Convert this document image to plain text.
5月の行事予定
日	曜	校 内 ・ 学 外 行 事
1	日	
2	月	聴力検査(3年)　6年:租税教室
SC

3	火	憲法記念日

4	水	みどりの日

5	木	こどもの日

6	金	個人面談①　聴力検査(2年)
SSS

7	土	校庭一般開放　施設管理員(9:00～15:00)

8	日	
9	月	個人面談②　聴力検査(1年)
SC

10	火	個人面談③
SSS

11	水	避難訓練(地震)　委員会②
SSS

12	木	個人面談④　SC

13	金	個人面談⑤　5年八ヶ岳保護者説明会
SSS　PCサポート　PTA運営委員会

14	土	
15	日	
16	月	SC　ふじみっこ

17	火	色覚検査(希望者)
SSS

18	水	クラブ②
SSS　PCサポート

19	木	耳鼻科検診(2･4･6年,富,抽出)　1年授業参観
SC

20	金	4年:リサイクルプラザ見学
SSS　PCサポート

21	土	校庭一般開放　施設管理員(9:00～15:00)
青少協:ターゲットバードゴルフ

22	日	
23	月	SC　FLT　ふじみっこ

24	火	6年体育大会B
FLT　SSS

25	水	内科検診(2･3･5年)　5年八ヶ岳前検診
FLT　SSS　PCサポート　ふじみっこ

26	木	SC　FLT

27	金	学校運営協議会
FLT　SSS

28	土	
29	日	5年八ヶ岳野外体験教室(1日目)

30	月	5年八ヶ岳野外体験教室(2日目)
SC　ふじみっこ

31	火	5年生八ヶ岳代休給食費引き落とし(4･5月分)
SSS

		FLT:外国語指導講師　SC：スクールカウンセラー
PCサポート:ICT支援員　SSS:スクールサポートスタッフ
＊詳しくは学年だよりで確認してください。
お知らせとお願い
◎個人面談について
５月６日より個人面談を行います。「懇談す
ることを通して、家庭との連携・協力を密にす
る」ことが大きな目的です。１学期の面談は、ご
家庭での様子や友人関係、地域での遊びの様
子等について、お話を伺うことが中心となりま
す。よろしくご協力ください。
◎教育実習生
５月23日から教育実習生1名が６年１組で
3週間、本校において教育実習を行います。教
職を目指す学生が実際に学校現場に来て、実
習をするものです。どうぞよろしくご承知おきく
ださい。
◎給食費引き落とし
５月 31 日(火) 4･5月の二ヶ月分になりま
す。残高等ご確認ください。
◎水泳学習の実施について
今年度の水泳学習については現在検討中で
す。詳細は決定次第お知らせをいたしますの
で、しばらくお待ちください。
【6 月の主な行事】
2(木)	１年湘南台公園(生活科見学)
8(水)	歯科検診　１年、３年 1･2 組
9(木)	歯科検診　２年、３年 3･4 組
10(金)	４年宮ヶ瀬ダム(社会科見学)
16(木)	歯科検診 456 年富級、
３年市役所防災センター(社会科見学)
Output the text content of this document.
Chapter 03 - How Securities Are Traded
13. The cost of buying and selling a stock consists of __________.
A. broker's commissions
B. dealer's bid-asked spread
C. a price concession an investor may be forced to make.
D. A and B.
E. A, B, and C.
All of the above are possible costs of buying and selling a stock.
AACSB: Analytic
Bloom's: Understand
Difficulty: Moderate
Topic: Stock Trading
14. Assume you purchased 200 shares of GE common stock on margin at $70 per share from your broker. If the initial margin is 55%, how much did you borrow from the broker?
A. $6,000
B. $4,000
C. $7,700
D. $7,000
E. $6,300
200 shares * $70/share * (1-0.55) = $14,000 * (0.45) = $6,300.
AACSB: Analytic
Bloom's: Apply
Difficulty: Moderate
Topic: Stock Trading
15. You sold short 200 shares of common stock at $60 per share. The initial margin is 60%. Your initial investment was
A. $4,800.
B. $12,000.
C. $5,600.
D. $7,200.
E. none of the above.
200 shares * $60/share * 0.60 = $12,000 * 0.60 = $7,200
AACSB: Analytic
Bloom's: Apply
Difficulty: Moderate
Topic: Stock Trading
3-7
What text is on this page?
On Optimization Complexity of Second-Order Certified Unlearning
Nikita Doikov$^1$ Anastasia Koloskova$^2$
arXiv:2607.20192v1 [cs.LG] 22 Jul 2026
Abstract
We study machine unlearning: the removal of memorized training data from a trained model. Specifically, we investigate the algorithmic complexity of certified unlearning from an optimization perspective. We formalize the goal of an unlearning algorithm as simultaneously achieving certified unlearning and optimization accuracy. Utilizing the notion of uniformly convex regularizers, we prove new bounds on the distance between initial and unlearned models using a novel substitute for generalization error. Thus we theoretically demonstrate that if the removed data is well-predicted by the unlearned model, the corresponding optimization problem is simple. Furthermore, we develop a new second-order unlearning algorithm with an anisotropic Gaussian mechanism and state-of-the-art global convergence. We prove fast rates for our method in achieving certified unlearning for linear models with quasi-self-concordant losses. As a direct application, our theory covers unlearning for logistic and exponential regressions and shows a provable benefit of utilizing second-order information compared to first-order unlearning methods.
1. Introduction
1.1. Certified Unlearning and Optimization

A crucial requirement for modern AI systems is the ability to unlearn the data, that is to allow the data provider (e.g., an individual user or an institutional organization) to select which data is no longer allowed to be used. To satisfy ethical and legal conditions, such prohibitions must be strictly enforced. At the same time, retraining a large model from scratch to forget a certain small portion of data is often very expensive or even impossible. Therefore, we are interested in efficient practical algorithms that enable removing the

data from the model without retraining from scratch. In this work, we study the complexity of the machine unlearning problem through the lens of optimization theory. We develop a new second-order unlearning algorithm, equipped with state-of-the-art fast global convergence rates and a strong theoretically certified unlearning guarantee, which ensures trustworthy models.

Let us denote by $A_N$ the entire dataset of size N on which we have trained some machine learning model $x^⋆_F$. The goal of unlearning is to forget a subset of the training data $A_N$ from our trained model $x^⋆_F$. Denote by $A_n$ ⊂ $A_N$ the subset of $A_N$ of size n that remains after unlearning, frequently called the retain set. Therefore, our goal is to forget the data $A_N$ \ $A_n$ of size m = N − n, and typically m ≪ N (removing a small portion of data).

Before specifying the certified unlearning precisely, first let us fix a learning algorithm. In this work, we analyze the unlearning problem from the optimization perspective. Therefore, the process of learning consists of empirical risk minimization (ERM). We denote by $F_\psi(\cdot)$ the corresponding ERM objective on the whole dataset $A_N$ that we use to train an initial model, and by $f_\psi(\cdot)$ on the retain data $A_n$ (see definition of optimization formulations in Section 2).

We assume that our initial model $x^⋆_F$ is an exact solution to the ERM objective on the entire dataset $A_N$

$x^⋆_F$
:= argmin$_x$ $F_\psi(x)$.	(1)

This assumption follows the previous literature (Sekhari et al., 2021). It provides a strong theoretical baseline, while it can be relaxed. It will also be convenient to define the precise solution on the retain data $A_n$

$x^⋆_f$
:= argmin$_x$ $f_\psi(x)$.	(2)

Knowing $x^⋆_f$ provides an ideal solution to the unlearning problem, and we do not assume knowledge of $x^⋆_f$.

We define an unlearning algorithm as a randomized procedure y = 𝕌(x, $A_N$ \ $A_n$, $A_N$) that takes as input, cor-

### What needs to be done
Among the records above, find each line holding the string "solution" and pull it out.

### Answer to the exercise
We assume that our initial model $x^⋆_F$ is an exact solution to the ERM objective on the entire dataset $A_N$
This assumption follows the previous literature (Sekhari et al., 2021). It provides a strong theoretical baseline, while it can be relaxed. It will also be convenient to define the precise solution on the retain data $A_n$
Knowing $x^⋆_f$ provides an ideal solution to the unlearning problem, and we do not assume knowledge of $x^⋆_f$.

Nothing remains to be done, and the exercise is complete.